* Begin Data provided *

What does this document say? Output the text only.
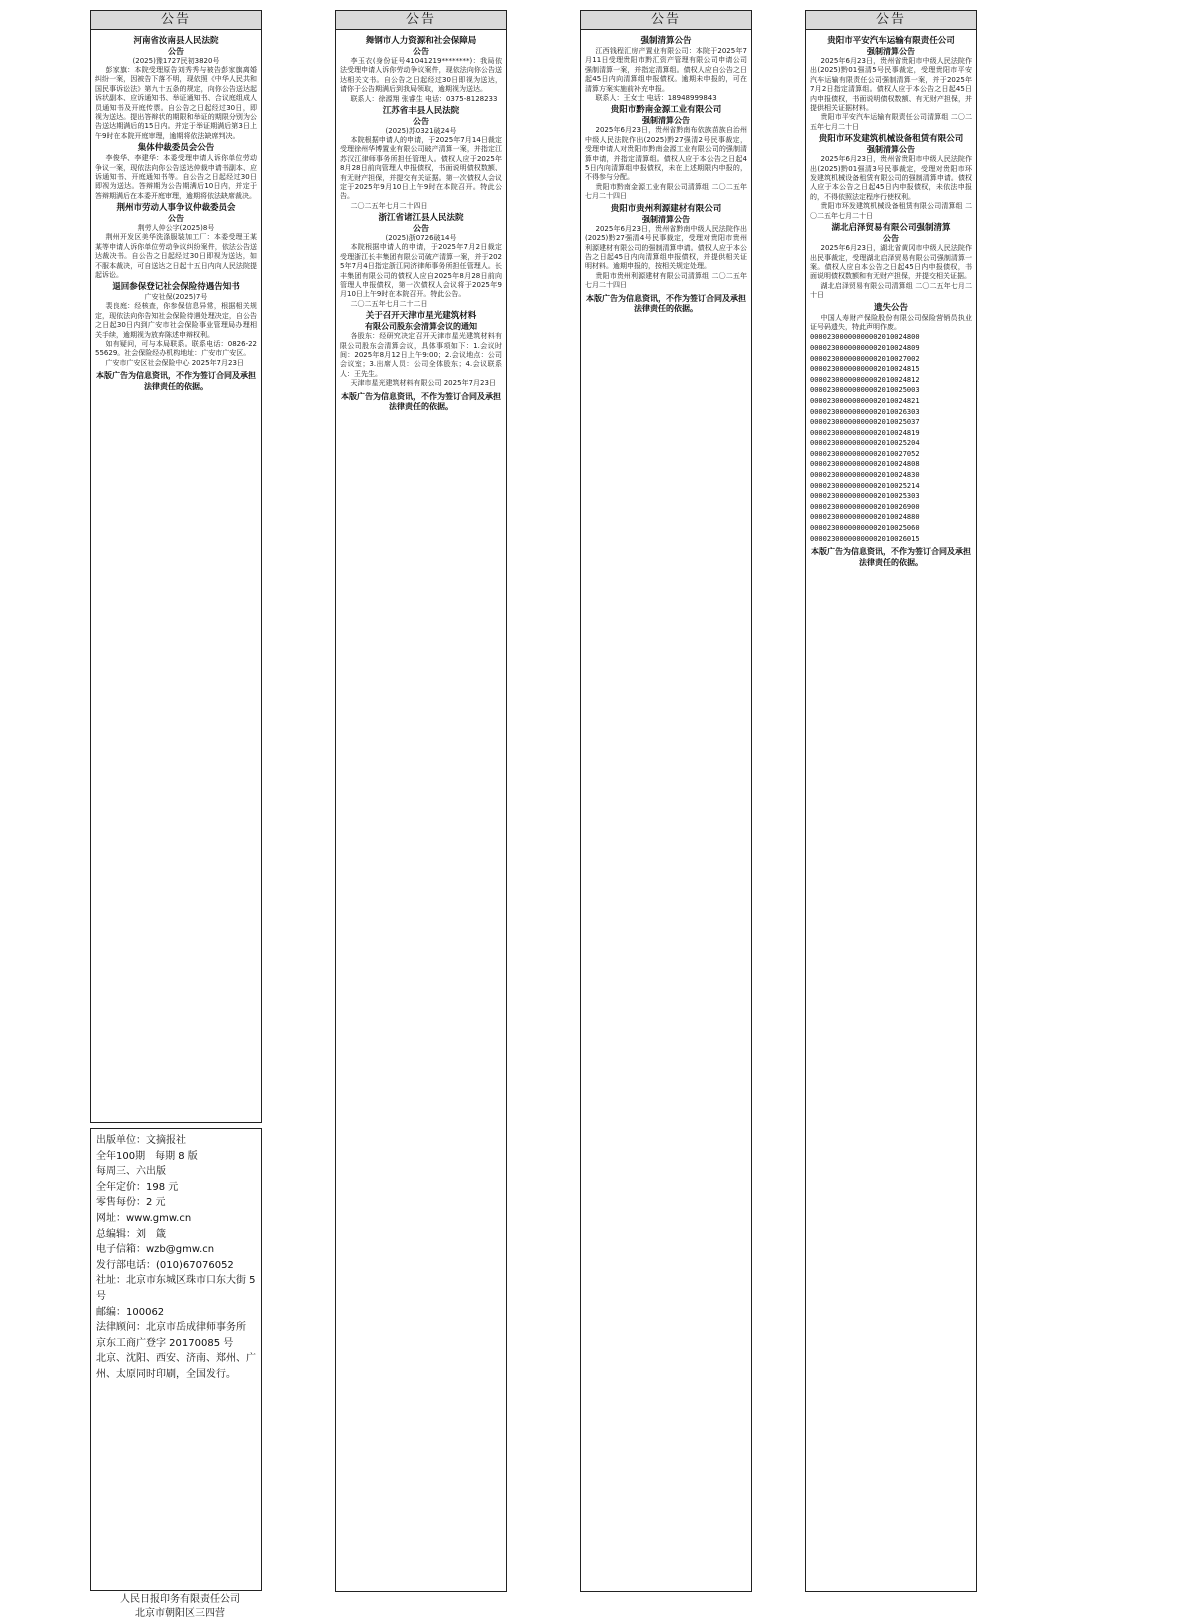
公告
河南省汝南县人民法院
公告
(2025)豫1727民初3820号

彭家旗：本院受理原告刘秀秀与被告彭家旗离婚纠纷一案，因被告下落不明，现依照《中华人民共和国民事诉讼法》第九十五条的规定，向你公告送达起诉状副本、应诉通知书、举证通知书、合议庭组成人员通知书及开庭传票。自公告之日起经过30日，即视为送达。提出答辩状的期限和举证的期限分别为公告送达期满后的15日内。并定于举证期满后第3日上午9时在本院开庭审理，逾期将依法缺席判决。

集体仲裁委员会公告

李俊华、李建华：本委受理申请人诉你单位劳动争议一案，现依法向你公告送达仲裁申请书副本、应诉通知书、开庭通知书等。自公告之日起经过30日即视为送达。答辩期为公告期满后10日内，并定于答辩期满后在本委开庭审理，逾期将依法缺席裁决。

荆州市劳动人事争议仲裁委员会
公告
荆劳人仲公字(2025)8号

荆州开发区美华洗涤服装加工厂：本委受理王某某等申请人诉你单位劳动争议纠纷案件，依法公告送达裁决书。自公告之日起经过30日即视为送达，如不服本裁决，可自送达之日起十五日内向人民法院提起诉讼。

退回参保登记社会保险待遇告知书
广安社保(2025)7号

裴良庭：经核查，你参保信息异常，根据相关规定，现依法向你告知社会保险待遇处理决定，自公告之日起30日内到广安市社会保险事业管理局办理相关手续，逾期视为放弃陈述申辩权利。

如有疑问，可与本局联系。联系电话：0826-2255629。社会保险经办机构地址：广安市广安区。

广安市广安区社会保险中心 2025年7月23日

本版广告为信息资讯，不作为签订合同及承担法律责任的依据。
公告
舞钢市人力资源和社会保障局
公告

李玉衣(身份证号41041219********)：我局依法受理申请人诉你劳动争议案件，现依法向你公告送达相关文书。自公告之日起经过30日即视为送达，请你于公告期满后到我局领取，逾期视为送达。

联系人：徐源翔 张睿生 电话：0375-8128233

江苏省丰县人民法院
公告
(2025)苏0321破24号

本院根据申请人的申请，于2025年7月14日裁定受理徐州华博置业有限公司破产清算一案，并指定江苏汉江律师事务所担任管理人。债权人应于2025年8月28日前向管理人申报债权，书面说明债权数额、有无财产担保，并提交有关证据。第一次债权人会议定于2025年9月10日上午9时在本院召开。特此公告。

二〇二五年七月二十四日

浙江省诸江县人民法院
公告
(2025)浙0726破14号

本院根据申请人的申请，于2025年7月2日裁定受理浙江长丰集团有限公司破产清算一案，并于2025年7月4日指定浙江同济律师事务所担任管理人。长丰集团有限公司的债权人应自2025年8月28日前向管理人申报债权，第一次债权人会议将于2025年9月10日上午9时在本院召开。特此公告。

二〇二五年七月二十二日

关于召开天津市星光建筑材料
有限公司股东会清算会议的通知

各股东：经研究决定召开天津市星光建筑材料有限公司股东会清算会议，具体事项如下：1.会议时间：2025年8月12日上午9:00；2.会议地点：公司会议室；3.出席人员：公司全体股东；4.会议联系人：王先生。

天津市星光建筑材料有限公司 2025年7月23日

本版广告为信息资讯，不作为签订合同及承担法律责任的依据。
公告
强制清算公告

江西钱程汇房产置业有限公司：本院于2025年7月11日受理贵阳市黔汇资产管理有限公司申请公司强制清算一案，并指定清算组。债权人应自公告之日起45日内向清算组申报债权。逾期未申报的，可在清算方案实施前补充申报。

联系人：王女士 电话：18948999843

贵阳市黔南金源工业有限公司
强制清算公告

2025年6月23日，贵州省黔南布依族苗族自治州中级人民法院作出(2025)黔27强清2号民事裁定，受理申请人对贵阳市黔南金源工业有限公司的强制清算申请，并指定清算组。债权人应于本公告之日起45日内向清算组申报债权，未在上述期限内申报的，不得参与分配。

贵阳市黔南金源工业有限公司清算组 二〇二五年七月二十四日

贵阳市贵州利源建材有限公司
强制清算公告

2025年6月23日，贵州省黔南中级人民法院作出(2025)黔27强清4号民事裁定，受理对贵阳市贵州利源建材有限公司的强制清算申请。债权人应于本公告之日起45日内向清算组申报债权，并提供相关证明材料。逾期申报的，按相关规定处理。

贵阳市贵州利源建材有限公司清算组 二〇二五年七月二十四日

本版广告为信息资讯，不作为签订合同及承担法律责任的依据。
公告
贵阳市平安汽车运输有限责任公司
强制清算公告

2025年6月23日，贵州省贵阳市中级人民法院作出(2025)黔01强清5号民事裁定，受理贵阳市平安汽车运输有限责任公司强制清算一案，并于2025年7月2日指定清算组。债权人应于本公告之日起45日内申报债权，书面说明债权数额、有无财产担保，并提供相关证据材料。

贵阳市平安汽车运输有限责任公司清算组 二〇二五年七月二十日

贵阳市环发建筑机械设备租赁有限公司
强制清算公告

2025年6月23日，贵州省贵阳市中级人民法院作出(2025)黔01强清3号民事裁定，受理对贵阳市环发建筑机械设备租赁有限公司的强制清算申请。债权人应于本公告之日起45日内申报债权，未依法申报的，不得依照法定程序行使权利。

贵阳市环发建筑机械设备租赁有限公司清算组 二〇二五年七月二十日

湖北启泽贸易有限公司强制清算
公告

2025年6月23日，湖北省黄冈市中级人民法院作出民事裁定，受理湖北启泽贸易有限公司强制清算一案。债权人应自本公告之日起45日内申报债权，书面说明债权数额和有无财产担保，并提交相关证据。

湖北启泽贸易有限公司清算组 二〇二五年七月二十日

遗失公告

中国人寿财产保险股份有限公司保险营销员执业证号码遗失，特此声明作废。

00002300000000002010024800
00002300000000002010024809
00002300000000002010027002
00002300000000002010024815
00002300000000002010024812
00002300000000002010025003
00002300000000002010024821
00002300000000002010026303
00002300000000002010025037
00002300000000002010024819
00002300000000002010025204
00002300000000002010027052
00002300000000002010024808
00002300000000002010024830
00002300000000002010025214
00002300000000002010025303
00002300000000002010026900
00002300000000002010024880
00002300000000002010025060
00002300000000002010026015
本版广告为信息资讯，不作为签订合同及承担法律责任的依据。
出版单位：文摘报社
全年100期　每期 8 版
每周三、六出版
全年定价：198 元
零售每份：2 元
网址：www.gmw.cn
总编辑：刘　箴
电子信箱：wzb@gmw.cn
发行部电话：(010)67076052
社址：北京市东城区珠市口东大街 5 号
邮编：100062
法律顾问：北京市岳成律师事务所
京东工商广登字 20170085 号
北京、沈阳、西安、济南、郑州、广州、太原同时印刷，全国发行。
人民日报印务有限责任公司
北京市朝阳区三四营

* End Data provided *
* Begin Data provided *

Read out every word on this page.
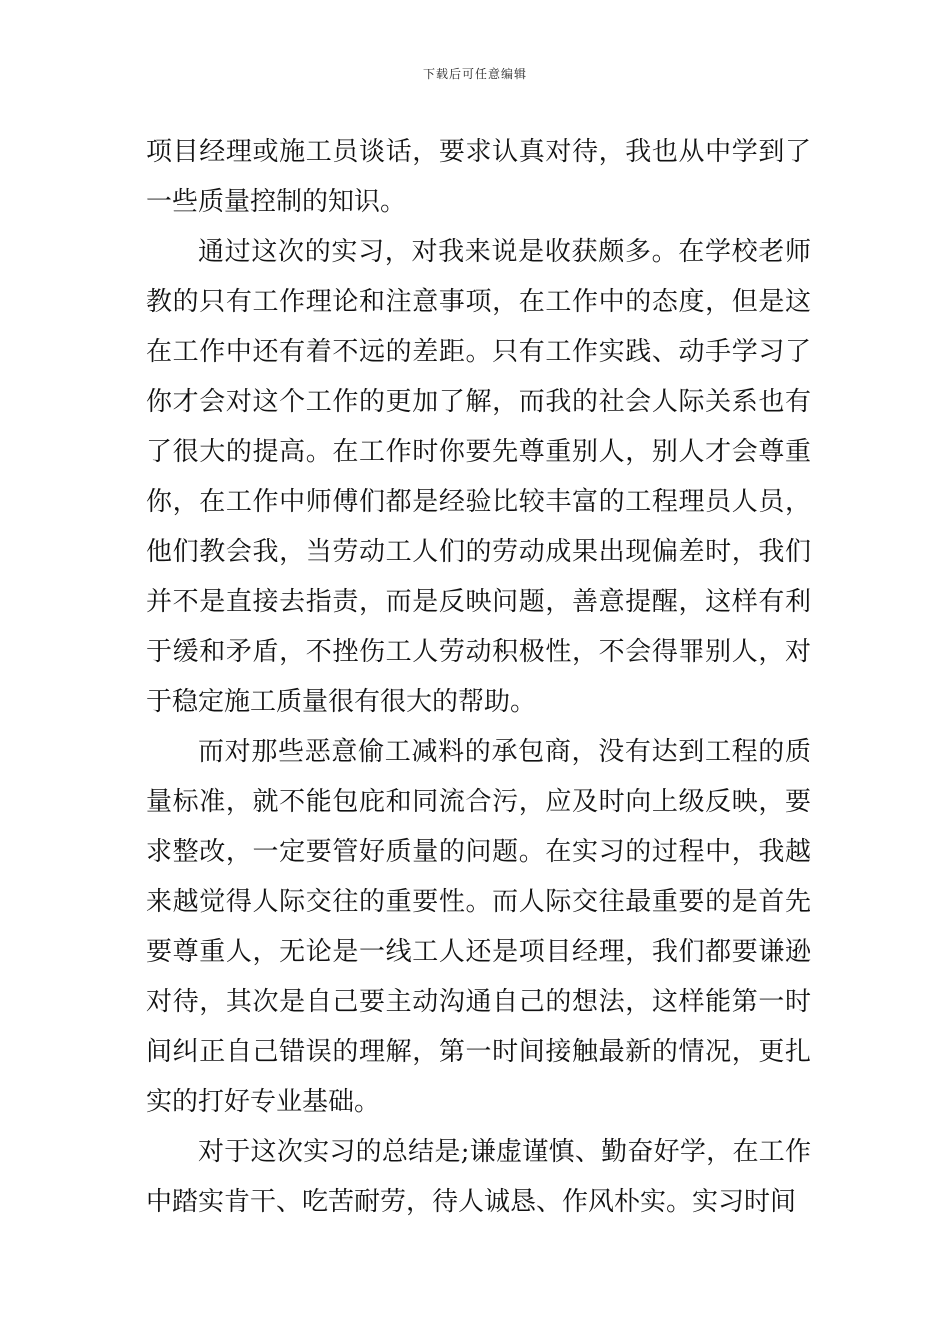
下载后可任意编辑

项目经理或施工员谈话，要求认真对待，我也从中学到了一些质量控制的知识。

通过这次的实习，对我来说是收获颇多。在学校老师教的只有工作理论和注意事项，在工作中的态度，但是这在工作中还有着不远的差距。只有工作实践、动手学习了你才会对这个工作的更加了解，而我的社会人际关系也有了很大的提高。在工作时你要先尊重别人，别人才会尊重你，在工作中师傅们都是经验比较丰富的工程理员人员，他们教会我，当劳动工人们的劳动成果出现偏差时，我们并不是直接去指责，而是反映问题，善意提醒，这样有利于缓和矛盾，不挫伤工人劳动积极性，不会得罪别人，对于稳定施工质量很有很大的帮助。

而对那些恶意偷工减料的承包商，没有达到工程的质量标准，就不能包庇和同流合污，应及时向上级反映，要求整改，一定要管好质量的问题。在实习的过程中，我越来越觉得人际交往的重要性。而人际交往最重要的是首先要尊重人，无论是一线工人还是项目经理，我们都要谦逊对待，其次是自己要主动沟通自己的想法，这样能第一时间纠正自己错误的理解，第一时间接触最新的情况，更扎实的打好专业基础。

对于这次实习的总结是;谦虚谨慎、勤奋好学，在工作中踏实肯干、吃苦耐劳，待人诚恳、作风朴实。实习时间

* End Data provided *
* Begin Data provided *

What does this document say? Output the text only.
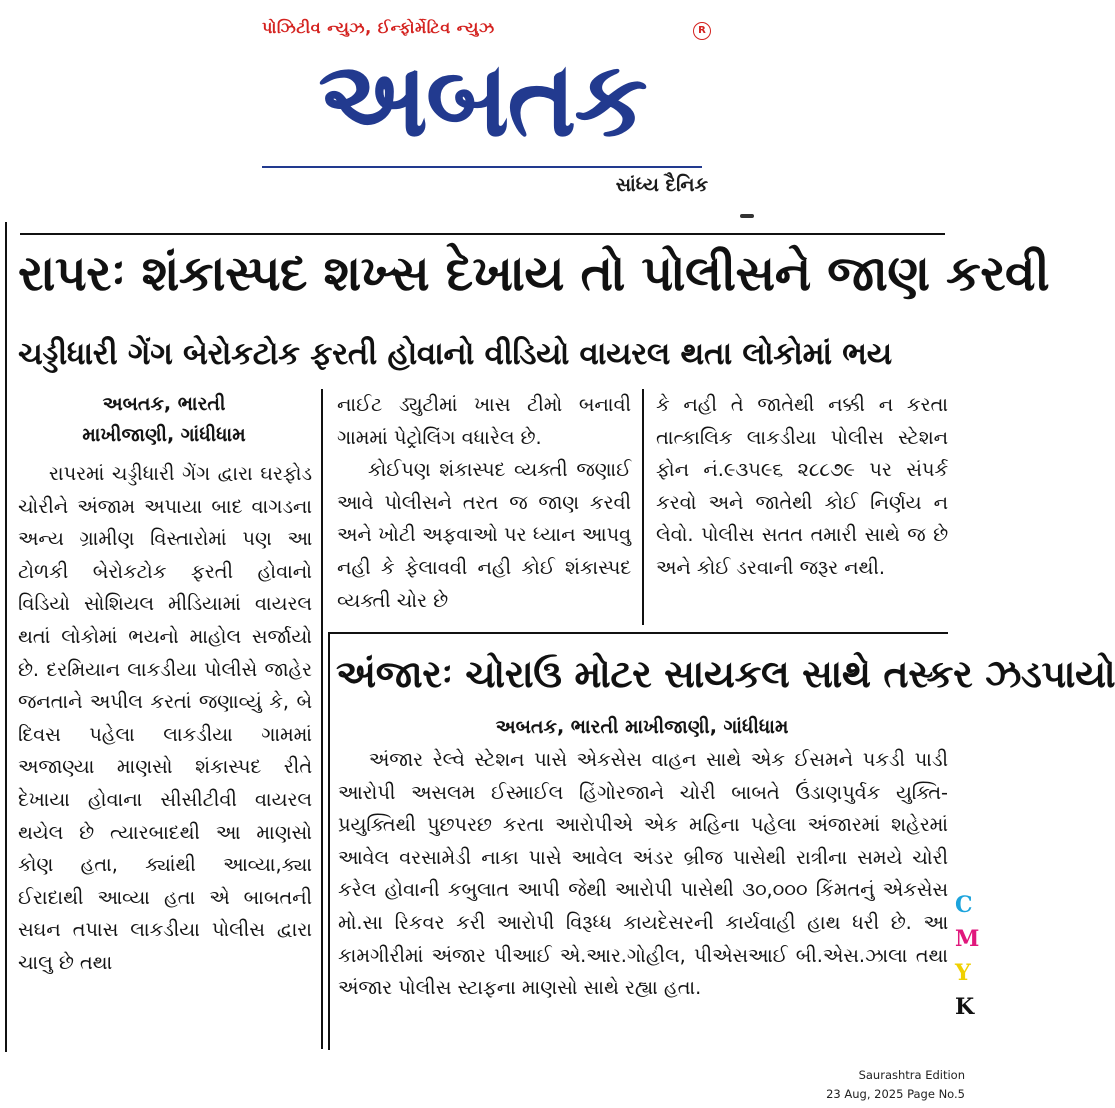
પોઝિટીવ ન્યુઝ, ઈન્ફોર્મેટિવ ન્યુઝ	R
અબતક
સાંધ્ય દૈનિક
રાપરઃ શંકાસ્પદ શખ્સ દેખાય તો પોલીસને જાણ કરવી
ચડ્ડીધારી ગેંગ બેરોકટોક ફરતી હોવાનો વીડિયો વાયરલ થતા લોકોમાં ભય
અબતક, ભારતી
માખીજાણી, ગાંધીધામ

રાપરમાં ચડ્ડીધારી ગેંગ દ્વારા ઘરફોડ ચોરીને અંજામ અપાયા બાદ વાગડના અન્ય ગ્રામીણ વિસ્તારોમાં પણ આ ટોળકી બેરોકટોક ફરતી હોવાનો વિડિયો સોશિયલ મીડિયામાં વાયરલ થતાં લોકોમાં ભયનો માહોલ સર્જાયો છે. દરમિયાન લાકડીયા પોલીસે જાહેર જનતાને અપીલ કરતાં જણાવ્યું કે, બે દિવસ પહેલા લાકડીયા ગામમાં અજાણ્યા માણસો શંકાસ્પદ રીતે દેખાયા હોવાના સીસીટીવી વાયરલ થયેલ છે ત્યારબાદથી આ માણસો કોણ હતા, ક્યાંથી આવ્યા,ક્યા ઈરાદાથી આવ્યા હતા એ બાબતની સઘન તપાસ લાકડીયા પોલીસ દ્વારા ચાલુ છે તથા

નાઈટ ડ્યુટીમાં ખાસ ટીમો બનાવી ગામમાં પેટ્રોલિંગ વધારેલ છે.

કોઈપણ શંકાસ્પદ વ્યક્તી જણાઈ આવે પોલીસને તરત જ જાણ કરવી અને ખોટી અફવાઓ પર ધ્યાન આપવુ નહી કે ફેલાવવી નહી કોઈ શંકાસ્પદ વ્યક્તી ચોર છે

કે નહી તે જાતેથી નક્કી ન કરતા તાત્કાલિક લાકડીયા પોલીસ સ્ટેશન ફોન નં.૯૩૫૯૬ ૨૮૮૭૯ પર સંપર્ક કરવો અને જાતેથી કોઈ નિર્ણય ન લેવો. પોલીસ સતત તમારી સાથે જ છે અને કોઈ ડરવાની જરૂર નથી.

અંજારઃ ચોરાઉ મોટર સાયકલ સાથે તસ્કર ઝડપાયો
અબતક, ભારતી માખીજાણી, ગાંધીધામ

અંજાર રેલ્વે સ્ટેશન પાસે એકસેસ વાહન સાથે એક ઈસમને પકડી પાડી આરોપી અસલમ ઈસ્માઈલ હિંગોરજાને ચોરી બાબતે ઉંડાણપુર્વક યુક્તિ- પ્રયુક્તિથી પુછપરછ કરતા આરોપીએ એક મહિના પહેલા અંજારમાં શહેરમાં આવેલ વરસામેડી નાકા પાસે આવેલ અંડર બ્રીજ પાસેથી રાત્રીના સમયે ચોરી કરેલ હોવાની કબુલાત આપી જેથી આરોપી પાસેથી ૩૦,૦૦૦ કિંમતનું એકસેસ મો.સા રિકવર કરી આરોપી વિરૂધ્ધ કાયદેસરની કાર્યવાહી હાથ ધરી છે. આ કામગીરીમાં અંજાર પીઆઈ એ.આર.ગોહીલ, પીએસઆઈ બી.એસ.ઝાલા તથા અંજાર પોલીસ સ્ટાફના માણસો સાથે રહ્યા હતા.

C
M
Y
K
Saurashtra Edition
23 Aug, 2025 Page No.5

* End Data provided *

◆ **Work instructions**:
How many of the lines above include the string "本院根据申请人的申请"? Reply with the number by itself.

◆ **Finished answer**:
2